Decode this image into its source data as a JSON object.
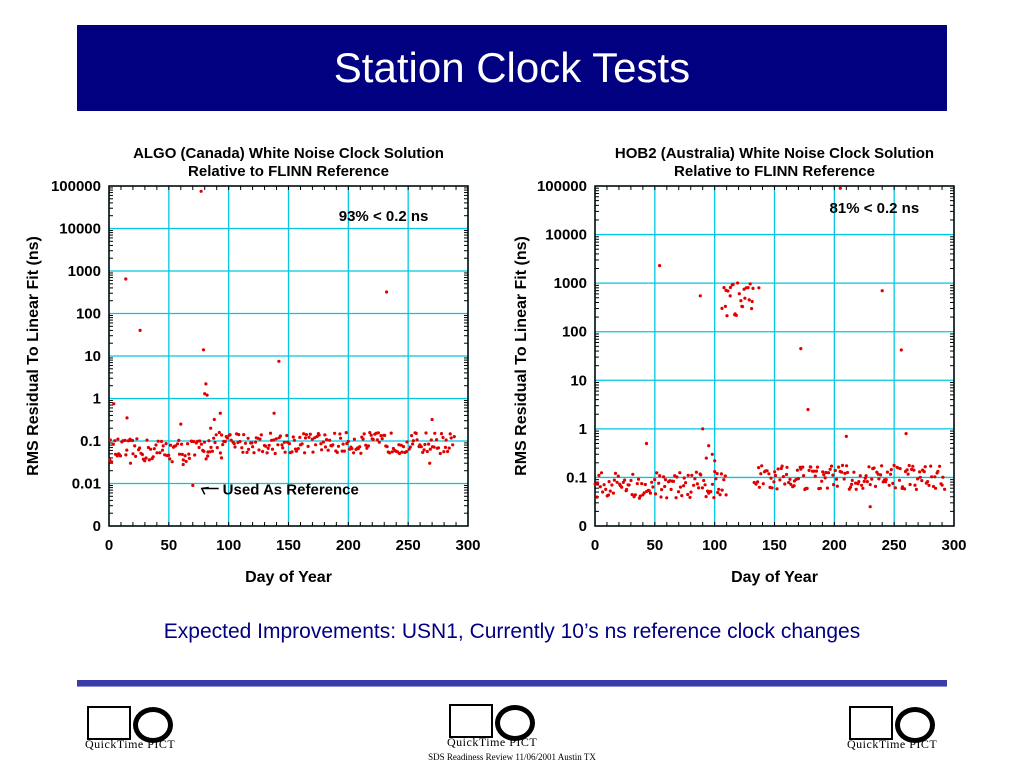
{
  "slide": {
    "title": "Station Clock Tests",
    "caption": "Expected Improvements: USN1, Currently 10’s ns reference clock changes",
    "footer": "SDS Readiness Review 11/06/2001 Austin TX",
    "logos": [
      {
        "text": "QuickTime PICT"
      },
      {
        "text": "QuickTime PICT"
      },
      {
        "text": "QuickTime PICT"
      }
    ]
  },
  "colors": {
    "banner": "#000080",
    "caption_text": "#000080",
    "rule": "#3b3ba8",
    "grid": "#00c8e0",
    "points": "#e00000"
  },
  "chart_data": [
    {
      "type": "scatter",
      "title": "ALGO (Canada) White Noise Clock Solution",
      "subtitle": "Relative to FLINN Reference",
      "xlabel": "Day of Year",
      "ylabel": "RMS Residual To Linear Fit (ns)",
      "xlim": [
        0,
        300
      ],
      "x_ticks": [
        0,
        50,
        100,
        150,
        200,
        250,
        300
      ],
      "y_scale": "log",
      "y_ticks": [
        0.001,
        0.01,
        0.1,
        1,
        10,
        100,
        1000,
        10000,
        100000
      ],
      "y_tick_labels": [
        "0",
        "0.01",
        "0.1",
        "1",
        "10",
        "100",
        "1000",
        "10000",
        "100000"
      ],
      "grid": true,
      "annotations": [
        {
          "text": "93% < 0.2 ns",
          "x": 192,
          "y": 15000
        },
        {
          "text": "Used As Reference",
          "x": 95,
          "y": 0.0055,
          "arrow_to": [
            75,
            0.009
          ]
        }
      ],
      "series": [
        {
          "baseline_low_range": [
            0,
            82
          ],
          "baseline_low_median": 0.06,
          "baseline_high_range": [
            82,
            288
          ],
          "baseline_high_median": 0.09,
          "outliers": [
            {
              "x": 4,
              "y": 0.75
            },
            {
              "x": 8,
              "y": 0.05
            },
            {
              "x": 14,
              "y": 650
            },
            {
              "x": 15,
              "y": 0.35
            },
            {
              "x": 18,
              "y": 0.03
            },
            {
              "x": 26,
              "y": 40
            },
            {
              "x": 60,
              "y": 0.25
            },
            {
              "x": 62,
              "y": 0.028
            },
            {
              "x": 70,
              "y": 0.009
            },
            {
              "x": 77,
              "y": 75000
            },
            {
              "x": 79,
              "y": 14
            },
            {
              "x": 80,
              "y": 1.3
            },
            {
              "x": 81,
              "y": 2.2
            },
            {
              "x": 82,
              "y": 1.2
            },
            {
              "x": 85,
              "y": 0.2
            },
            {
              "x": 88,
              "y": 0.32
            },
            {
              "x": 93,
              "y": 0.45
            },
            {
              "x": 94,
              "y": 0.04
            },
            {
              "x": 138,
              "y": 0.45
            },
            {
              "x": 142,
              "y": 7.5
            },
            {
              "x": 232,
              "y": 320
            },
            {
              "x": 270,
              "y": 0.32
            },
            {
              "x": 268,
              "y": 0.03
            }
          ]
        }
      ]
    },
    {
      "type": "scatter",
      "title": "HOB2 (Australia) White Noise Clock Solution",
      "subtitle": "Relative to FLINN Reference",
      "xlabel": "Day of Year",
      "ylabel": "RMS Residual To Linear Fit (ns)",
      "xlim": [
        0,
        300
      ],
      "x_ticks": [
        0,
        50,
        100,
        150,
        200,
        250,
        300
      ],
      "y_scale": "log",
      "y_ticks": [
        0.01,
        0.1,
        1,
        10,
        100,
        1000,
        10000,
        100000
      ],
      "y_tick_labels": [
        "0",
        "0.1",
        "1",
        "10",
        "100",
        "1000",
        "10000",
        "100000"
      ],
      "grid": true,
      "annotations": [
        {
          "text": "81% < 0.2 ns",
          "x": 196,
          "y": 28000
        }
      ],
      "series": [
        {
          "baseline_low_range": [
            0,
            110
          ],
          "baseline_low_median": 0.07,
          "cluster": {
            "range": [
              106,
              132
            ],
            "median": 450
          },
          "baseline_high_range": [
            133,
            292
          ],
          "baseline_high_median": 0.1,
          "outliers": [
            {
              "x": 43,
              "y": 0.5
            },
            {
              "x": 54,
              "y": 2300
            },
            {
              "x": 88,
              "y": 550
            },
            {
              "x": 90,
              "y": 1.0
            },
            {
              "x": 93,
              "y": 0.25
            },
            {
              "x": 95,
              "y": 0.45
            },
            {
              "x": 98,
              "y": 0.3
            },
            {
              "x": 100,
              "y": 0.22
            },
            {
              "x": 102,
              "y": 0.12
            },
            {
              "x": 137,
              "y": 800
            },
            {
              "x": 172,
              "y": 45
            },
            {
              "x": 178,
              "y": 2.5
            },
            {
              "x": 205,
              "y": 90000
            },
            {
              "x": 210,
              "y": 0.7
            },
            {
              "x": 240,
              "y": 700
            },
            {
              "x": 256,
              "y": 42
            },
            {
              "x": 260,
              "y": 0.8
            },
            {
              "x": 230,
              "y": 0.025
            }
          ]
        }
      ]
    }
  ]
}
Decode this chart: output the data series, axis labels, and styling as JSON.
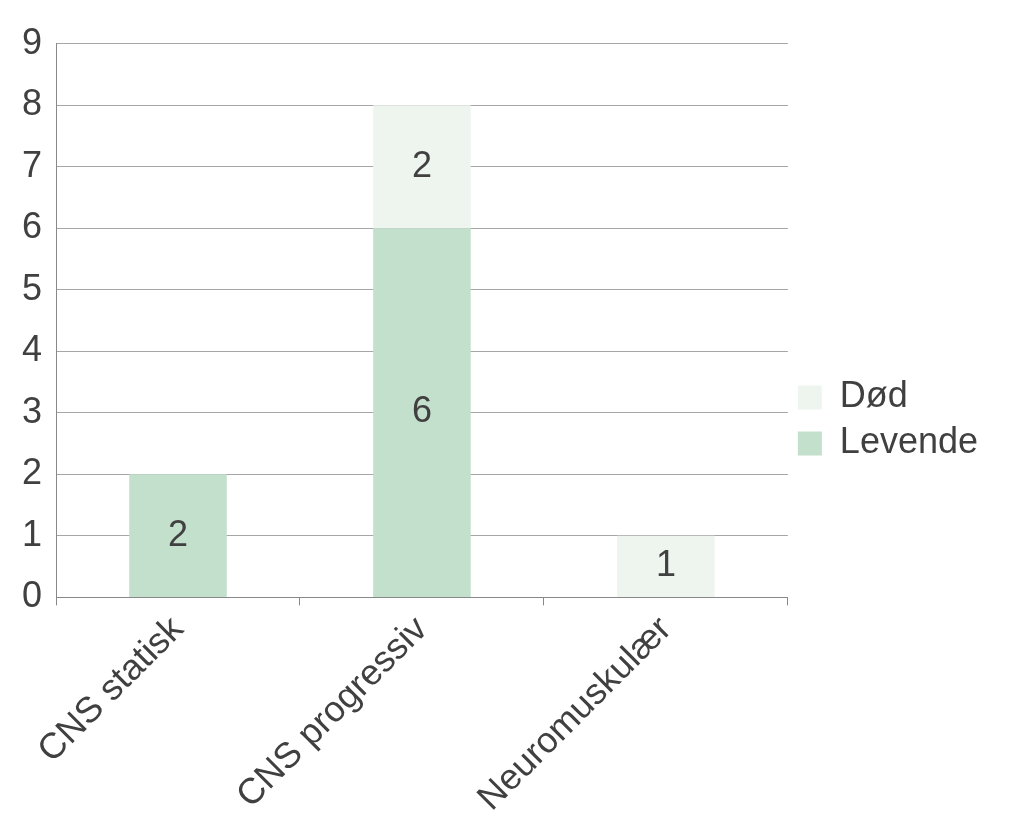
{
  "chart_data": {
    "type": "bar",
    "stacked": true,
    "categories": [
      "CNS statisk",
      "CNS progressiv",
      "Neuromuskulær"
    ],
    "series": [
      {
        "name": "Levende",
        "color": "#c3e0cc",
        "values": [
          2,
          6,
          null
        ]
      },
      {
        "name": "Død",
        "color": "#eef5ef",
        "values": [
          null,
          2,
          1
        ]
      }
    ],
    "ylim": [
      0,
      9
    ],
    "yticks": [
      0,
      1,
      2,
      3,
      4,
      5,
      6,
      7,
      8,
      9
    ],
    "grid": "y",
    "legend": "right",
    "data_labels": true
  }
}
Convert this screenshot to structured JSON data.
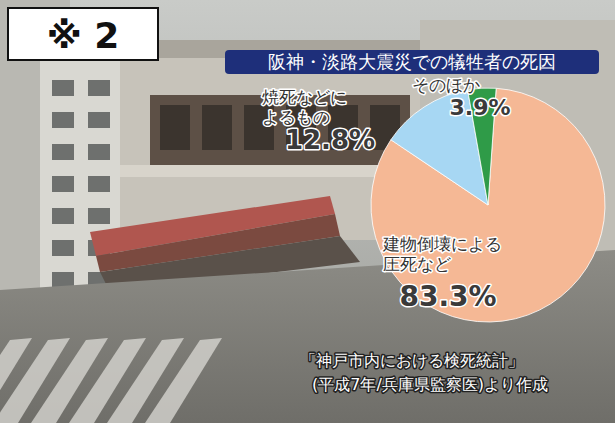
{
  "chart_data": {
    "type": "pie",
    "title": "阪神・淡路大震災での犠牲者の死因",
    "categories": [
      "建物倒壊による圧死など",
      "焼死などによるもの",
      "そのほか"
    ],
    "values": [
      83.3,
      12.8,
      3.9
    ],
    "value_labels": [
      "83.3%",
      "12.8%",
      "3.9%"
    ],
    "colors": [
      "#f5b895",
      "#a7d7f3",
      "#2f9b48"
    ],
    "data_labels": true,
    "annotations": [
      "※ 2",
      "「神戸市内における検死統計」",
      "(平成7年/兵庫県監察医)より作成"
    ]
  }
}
##########
● GOAL
Leave the pictures out, and print every line of the listing exactly as written.

● FINISHED EXERCISE
Decode this image into its source data as a JSON object.
{
  "slide": {
    "title": "Station Clock Tests",
    "caption": "Expected Improvements: USN1, Currently 10’s ns reference clock changes",
    "footer": "SDS Readiness Review 11/06/2001 Austin TX",
    "logos": [
      {
        "text": "QuickTime PICT"
      },
      {
        "text": "QuickTime PICT"
      },
      {
        "text": "QuickTime PICT"
      }
    ]
  },
  "colors": {
    "banner": "#000080",
    "caption_text": "#000080",
    "rule": "#3b3ba8",
    "grid": "#00c8e0",
    "points": "#e00000"
  },
  "chart_data": [
    {
      "type": "scatter",
      "title": "ALGO (Canada) White Noise Clock Solution",
      "subtitle": "Relative to FLINN Reference",
      "xlabel": "Day of Year",
      "ylabel": "RMS Residual To Linear Fit (ns)",
      "xlim": [
        0,
        300
      ],
      "x_ticks": [
        0,
        50,
        100,
        150,
        200,
        250,
        300
      ],
      "y_scale": "log",
      "y_ticks": [
        0.001,
        0.01,
        0.1,
        1,
        10,
        100,
        1000,
        10000,
        100000
      ],
      "y_tick_labels": [
        "0",
        "0.01",
        "0.1",
        "1",
        "10",
        "100",
        "1000",
        "10000",
        "100000"
      ],
      "grid": true,
      "annotations": [
        {
          "text": "93% < 0.2 ns",
          "x": 192,
          "y": 15000
        },
        {
          "text": "Used As Reference",
          "x": 95,
          "y": 0.0055,
          "arrow_to": [
            75,
            0.009
          ]
        }
      ],
      "series": [
        {
          "baseline_low_range": [
            0,
            82
          ],
          "baseline_low_median": 0.06,
          "baseline_high_range": [
            82,
            288
          ],
          "baseline_high_median": 0.09,
          "outliers": [
            {
              "x": 4,
              "y": 0.75
            },
            {
              "x": 8,
              "y": 0.05
            },
            {
              "x": 14,
              "y": 650
            },
            {
              "x": 15,
              "y": 0.35
            },
            {
              "x": 18,
              "y": 0.03
            },
            {
              "x": 26,
              "y": 40
            },
            {
              "x": 60,
              "y": 0.25
            },
            {
              "x": 62,
              "y": 0.028
            },
            {
              "x": 70,
              "y": 0.009
            },
            {
              "x": 77,
              "y": 75000
            },
            {
              "x": 79,
              "y": 14
            },
            {
              "x": 80,
              "y": 1.3
            },
            {
              "x": 81,
              "y": 2.2
            },
            {
              "x": 82,
              "y": 1.2
            },
            {
              "x": 85,
              "y": 0.2
            },
            {
              "x": 88,
              "y": 0.32
            },
            {
              "x": 93,
              "y": 0.45
            },
            {
              "x": 94,
              "y": 0.04
            },
            {
              "x": 138,
              "y": 0.45
            },
            {
              "x": 142,
              "y": 7.5
            },
            {
              "x": 232,
              "y": 320
            },
            {
              "x": 270,
              "y": 0.32
            },
            {
              "x": 268,
              "y": 0.03
            }
          ]
        }
      ]
    },
    {
      "type": "scatter",
      "title": "HOB2 (Australia) White Noise Clock Solution",
      "subtitle": "Relative to FLINN Reference",
      "xlabel": "Day of Year",
      "ylabel": "RMS Residual To Linear Fit (ns)",
      "xlim": [
        0,
        300
      ],
      "x_ticks": [
        0,
        50,
        100,
        150,
        200,
        250,
        300
      ],
      "y_scale": "log",
      "y_ticks": [
        0.01,
        0.1,
        1,
        10,
        100,
        1000,
        10000,
        100000
      ],
      "y_tick_labels": [
        "0",
        "0.1",
        "1",
        "10",
        "100",
        "1000",
        "10000",
        "100000"
      ],
      "grid": true,
      "annotations": [
        {
          "text": "81% < 0.2 ns",
          "x": 196,
          "y": 28000
        }
      ],
      "series": [
        {
          "baseline_low_range": [
            0,
            110
          ],
          "baseline_low_median": 0.07,
          "cluster": {
            "range": [
              106,
              132
            ],
            "median": 450
          },
          "baseline_high_range": [
            133,
            292
          ],
          "baseline_high_median": 0.1,
          "outliers": [
            {
              "x": 43,
              "y": 0.5
            },
            {
              "x": 54,
              "y": 2300
            },
            {
              "x": 88,
              "y": 550
            },
            {
              "x": 90,
              "y": 1.0
            },
            {
              "x": 93,
              "y": 0.25
            },
            {
              "x": 95,
              "y": 0.45
            },
            {
              "x": 98,
              "y": 0.3
            },
            {
              "x": 100,
              "y": 0.22
            },
            {
              "x": 102,
              "y": 0.12
            },
            {
              "x": 137,
              "y": 800
            },
            {
              "x": 172,
              "y": 45
            },
            {
              "x": 178,
              "y": 2.5
            },
            {
              "x": 205,
              "y": 90000
            },
            {
              "x": 210,
              "y": 0.7
            },
            {
              "x": 240,
              "y": 700
            },
            {
              "x": 256,
              "y": 42
            },
            {
              "x": 260,
              "y": 0.8
            },
            {
              "x": 230,
              "y": 0.025
            }
          ]
        }
      ]
    }
  ]
}
Decode this chart: output the data series, axis labels, and styling as JSON.
{
  "chart_data": {
    "type": "bar",
    "stacked": true,
    "categories": [
      "CNS statisk",
      "CNS progressiv",
      "Neuromuskulær"
    ],
    "series": [
      {
        "name": "Levende",
        "color": "#c3e0cc",
        "values": [
          2,
          6,
          null
        ]
      },
      {
        "name": "Død",
        "color": "#eef5ef",
        "values": [
          null,
          2,
          1
        ]
      }
    ],
    "ylim": [
      0,
      9
    ],
    "yticks": [
      0,
      1,
      2,
      3,
      4,
      5,
      6,
      7,
      8,
      9
    ],
    "grid": "y",
    "legend": "right",
    "data_labels": true
  }
}
Convert this screenshot to structured JSON data.
{
  "chart_data": {
    "type": "pie",
    "title": "阪神・淡路大震災での犠牲者の死因",
    "categories": [
      "建物倒壊による圧死など",
      "焼死などによるもの",
      "そのほか"
    ],
    "values": [
      83.3,
      12.8,
      3.9
    ],
    "value_labels": [
      "83.3%",
      "12.8%",
      "3.9%"
    ],
    "colors": [
      "#f5b895",
      "#a7d7f3",
      "#2f9b48"
    ],
    "data_labels": true,
    "annotations": [
      "※ 2",
      "「神戸市内における検死統計」",
      "(平成7年/兵庫県監察医)より作成"
    ]
  }
}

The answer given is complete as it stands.